__Text__.
Cynthia Umurungi is a storyteller who gives a human voice to African organisations and businesses.

Her voice is one I have wanted to share on this podcast for a long time - and not only because I have underrepresented voices of African heritage so far on this podcast. Cynthia’s work delicately combines storytelling and creativity with deep empathy and insights.

In this episode, we explore the challenges of facilitating in a culture that isn’t your own, how team dynamics change across cultures, and how Western ideas of facilitation can falter in a non-Western workshop.

Broaden your horizons with this incredibly insightful, energetic episode! 

Find out about:

  • Why cultural undercurrents in the room will determine your workshop’s effectiveness
  • How to interpret shades of silence and find the thin line between thoughtful and tense
  • How language and translation affect our sense of safety
  • The need for openness and ‘no foolish questions’ when speaking in a second language
  • Why clear language and expectations reduce your risk of unpleasant surprises
  • How to use a ‘story wall’ to encourage creativity, sharing, and ice-breaking   

Don’t miss the next episode: subscribe to the show with your favourite podcast player.

__Records__.
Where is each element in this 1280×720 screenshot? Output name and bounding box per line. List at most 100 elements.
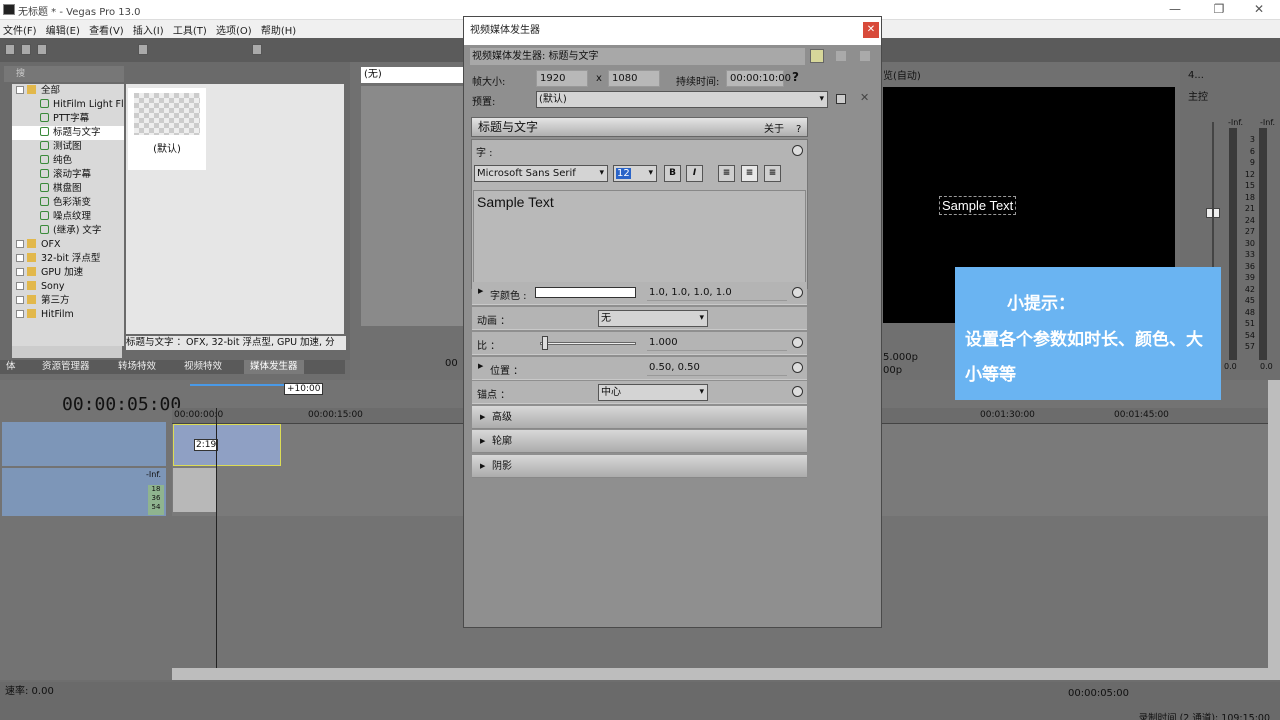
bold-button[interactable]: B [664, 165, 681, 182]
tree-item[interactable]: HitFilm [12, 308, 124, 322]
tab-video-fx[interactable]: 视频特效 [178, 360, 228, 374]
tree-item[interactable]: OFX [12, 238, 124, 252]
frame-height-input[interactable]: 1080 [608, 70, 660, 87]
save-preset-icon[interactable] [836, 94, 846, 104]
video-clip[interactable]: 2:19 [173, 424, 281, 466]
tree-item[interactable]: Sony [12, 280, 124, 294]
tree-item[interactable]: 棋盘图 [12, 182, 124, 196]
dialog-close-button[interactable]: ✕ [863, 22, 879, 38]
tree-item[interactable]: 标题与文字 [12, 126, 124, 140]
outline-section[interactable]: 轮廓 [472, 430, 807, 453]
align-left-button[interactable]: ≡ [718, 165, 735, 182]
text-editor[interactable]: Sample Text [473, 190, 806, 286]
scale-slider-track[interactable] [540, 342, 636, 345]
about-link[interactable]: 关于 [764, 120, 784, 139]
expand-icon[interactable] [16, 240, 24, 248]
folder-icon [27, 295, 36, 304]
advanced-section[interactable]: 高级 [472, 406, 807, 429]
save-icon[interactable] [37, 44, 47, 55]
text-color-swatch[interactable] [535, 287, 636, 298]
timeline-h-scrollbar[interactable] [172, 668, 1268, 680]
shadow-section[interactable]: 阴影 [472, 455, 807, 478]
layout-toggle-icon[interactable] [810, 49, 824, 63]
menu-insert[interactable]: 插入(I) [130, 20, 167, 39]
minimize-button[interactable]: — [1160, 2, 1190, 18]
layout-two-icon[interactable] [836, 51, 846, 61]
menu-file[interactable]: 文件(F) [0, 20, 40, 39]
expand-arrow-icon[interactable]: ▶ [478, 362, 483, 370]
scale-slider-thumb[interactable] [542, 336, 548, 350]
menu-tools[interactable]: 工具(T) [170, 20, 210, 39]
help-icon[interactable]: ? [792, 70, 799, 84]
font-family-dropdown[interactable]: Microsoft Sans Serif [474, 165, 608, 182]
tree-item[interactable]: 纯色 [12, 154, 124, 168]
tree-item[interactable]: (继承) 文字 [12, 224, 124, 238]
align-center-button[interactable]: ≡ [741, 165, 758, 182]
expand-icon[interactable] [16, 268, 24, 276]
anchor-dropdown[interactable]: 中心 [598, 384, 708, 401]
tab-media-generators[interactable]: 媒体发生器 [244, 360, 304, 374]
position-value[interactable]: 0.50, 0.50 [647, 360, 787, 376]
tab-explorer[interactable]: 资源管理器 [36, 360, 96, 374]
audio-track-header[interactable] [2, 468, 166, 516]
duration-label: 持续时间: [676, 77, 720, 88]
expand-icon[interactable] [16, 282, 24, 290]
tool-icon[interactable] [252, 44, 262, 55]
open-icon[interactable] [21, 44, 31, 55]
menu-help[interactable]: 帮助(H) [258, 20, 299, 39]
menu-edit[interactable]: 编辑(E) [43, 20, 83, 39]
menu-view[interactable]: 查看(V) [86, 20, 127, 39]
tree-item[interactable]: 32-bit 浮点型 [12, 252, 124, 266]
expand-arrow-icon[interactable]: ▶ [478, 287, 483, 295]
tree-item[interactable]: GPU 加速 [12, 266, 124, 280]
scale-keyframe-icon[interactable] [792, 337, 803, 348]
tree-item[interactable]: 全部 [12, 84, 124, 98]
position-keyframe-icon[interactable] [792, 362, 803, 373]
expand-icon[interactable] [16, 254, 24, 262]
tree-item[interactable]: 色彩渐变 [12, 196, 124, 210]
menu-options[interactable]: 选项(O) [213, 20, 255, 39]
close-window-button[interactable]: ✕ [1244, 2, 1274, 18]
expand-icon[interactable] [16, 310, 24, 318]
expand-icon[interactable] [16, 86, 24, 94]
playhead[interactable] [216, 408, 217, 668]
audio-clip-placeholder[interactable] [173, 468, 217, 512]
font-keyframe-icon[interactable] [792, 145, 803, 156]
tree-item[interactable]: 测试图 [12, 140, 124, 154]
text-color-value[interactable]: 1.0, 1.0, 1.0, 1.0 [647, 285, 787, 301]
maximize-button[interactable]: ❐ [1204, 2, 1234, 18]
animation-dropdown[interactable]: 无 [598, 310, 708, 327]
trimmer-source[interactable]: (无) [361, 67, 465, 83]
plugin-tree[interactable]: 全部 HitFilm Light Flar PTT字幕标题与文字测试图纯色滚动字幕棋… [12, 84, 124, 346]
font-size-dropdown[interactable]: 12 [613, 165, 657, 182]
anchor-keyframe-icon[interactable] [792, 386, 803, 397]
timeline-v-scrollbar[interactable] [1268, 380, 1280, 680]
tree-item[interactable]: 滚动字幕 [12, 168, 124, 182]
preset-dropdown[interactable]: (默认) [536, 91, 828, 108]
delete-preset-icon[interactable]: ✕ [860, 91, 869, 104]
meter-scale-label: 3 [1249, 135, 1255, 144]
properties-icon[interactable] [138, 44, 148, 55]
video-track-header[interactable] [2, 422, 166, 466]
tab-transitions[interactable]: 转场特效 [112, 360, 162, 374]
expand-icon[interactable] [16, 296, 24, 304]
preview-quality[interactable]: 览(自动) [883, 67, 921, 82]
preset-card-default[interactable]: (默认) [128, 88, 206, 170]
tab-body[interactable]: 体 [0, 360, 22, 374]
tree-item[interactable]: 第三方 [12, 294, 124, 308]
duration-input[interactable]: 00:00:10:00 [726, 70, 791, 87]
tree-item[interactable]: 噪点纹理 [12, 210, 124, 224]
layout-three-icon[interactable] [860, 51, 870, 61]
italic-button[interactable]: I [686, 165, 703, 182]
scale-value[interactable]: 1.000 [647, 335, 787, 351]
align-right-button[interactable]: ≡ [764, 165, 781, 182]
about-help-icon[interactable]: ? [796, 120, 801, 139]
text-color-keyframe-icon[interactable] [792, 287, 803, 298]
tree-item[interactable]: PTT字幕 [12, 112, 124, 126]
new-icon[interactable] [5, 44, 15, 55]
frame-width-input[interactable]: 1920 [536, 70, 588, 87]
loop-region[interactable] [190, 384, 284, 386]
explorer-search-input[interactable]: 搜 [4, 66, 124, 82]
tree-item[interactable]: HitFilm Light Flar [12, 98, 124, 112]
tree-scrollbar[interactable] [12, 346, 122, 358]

---

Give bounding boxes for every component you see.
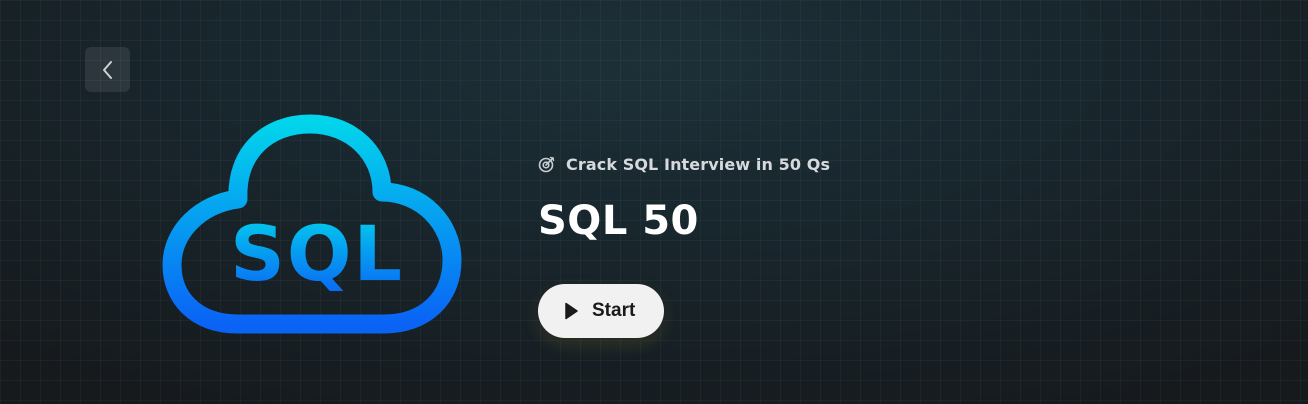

__Tasks for this exercise__.
1. According to the podcast episode description, why has the host wanted to share Cynthia Umurungi's voice on the show? Answer in one to three sentences.
2. Put this sentence from the podcast episode description into Spanish: "Cynthia Umurungi is a storyteller who gives a human voice to African organisations and businesses."
3. Carry on the podcast episode description from its last line.
The records are from a different source than the text.

__The results__.
1. One reason is that the host has so far underrepresented voices of African heritage on the podcast. The host also says Cynthia's work delicately combines storytelling and creativity with deep empathy and insights.

2. Cynthia Umurungi es una narradora que da una voz humana a organizaciones y empresas africanas.

3.
And download the free 1-page summary, so you can always have the key points of this episode to hand.

Questions and Answers

Part one
[01:50] When did you start calling yourself a facilitator - do you?
[03:21] What have you learned about managing group dynamics from working in radio?
[04:58] What is your process for creating a safe environment in a radio interview and is it similar to how you work as a facilitator?
[09:16] Does the idea of 'active listening' come through differently on the African continent?
[12:01] Do you address cultural nuances and expectations directly with a group or do you let it emerge naturally?
[15:28] Can we even accurately translate the word 'vulnerability' into different languages?
[22:08] Are there role models you can point to across cultures who aren't Western?
[28:54] How do you deal with power imbalances and flatten the room?
[35:49] My experiences in Namibia, Burkina Faso, and South Africa showed me that dancing is a more natural cultural expression than in, say, the Netherlands. Can you use these cultural insights to flatten the room?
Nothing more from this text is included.